_Goal of the exercise:_ Express the records as a JSON list of strings, one string per line with blank lines omitted, beginning with the first line and ending with the line containing "candlestick bbox=[214, 394, 226, 440]".

═══ Extracted records

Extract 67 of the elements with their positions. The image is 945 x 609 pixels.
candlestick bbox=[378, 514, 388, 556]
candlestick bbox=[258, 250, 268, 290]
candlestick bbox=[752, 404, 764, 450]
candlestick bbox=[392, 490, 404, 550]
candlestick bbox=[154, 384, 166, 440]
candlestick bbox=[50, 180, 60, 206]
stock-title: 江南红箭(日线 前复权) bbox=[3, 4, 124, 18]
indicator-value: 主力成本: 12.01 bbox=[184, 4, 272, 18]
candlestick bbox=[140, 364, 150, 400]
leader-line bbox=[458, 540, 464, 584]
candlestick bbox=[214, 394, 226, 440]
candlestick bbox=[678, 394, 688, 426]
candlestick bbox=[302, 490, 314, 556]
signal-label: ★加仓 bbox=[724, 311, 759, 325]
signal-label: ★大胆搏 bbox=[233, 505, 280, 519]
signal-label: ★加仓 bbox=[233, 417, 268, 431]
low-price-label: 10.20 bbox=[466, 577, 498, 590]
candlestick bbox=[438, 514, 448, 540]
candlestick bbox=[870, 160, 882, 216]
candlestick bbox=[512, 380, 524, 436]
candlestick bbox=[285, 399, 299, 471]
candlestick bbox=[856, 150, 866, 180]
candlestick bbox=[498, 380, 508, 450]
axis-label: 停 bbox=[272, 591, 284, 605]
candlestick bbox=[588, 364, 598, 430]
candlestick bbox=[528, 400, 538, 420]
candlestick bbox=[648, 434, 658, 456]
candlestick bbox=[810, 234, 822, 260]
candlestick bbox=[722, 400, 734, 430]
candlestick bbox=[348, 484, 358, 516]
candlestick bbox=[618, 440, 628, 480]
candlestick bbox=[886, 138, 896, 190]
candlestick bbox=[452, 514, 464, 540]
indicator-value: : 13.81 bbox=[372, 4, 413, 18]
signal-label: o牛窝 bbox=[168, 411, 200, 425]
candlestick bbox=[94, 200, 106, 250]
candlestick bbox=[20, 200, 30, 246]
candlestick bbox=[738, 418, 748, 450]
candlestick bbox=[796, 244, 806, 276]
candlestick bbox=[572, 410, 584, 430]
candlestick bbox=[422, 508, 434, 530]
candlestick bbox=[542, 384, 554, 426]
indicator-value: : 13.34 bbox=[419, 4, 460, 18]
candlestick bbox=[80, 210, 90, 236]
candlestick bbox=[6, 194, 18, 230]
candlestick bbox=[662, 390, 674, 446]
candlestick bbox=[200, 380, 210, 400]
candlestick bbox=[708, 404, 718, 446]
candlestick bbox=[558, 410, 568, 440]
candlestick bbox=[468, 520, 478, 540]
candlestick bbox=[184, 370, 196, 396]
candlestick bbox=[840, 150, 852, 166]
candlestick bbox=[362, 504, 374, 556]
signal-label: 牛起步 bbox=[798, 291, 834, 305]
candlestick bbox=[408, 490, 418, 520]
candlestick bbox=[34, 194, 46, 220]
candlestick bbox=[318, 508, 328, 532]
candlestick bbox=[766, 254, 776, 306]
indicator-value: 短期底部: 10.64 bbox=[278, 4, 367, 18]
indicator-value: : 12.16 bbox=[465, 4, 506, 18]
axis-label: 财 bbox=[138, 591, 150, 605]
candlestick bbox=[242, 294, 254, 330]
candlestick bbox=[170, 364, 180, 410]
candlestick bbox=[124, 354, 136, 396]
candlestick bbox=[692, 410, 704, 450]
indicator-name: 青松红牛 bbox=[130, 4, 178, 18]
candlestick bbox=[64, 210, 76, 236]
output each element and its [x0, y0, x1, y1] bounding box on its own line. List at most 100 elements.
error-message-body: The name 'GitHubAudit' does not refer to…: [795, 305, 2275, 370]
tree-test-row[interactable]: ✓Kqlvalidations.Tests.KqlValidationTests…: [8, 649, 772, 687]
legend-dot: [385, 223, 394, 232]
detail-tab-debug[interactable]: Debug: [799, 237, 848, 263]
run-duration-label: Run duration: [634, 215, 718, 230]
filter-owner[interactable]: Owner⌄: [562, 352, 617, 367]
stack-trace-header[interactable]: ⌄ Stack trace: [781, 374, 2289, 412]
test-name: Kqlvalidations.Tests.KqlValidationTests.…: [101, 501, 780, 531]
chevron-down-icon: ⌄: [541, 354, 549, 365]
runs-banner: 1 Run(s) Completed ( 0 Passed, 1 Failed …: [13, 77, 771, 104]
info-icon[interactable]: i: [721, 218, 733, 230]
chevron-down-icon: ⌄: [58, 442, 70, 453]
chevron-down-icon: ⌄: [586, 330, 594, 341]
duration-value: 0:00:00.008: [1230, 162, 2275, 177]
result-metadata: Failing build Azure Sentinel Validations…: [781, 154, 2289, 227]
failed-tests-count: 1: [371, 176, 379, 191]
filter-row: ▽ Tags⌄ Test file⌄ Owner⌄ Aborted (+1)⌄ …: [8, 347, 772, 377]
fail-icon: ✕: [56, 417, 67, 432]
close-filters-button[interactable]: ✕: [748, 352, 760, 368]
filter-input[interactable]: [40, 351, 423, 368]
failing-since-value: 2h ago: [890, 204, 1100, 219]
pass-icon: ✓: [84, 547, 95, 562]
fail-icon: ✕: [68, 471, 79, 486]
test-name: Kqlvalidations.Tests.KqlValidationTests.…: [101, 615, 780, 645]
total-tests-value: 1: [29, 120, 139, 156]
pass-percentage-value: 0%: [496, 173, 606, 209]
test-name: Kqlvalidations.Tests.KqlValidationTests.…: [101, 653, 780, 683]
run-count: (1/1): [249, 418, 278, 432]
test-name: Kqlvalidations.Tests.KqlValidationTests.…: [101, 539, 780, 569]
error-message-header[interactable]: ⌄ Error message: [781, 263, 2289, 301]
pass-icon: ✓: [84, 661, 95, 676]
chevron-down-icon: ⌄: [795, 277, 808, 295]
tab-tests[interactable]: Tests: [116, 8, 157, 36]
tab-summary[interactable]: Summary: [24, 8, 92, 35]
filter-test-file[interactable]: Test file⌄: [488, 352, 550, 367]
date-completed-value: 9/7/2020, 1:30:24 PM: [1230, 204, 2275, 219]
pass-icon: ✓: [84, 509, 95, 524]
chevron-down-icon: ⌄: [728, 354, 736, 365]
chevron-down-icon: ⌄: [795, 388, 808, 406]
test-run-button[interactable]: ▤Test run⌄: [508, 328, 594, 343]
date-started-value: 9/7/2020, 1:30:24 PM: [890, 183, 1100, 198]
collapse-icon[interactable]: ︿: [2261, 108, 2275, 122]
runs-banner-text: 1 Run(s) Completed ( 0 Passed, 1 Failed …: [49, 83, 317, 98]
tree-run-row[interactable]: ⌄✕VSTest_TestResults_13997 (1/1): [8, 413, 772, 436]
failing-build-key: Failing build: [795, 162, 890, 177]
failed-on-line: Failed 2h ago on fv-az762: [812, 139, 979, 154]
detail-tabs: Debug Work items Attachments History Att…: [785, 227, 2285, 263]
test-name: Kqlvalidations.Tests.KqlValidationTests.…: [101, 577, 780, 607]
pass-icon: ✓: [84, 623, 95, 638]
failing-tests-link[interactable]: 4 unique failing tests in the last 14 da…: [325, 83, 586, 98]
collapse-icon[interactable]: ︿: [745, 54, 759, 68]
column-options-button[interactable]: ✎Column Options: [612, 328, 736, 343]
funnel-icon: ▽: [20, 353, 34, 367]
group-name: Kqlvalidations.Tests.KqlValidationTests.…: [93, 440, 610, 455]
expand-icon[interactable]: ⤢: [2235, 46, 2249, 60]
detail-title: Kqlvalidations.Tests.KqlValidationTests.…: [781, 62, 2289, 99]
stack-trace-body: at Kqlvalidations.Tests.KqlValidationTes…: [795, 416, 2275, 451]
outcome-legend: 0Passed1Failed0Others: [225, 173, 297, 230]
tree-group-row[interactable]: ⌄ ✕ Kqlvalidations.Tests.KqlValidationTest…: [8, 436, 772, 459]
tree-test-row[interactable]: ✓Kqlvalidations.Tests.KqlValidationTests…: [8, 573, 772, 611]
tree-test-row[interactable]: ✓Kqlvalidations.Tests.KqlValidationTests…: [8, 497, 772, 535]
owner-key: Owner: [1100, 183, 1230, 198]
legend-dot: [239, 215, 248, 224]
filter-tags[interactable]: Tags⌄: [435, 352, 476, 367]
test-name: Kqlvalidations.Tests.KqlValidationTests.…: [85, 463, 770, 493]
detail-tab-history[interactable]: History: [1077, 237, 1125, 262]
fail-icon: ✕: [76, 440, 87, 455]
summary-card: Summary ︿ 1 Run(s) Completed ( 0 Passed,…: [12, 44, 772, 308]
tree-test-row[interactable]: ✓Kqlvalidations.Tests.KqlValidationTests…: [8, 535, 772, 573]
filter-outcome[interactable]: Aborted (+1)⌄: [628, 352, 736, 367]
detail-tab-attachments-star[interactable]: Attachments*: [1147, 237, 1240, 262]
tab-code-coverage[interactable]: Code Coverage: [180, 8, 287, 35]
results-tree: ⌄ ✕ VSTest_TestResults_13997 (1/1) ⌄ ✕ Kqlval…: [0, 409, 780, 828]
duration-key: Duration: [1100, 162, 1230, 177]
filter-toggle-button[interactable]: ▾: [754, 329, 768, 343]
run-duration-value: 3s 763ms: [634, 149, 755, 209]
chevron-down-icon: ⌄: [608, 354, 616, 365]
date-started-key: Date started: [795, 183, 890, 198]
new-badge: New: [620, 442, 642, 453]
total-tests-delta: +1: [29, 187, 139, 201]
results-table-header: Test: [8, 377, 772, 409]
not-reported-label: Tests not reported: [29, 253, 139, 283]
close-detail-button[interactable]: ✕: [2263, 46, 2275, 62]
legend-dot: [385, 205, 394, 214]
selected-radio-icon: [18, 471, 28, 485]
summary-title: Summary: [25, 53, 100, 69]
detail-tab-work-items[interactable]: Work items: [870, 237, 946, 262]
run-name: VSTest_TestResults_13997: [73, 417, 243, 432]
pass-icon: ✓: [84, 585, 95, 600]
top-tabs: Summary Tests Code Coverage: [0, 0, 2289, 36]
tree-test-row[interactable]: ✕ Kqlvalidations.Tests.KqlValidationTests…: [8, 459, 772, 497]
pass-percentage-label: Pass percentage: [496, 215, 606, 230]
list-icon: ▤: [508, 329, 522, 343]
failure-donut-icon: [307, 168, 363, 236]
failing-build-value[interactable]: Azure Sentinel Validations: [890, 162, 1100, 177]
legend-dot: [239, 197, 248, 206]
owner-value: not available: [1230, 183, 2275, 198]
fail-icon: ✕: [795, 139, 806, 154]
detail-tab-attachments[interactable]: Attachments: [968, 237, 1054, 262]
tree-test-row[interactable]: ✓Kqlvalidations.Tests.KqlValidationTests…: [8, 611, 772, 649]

══════

_Result for this exercise:_
[
  "Extract 67 of the elements with their positions. The image is 945 x 609 pixels.",
  "candlestick bbox=[378, 514, 388, 556]",
  "candlestick bbox=[258, 250, 268, 290]",
  "candlestick bbox=[752, 404, 764, 450]",
  "candlestick bbox=[392, 490, 404, 550]",
  "candlestick bbox=[154, 384, 166, 440]",
  "candlestick bbox=[50, 180, 60, 206]",
  "stock-title: 江南红箭(日线 前复权) bbox=[3, 4, 124, 18]",
  "indicator-value: 主力成本: 12.01 bbox=[184, 4, 272, 18]",
  "candlestick bbox=[140, 364, 150, 400]",
  "leader-line bbox=[458, 540, 464, 584]",
  "candlestick bbox=[214, 394, 226, 440]"
]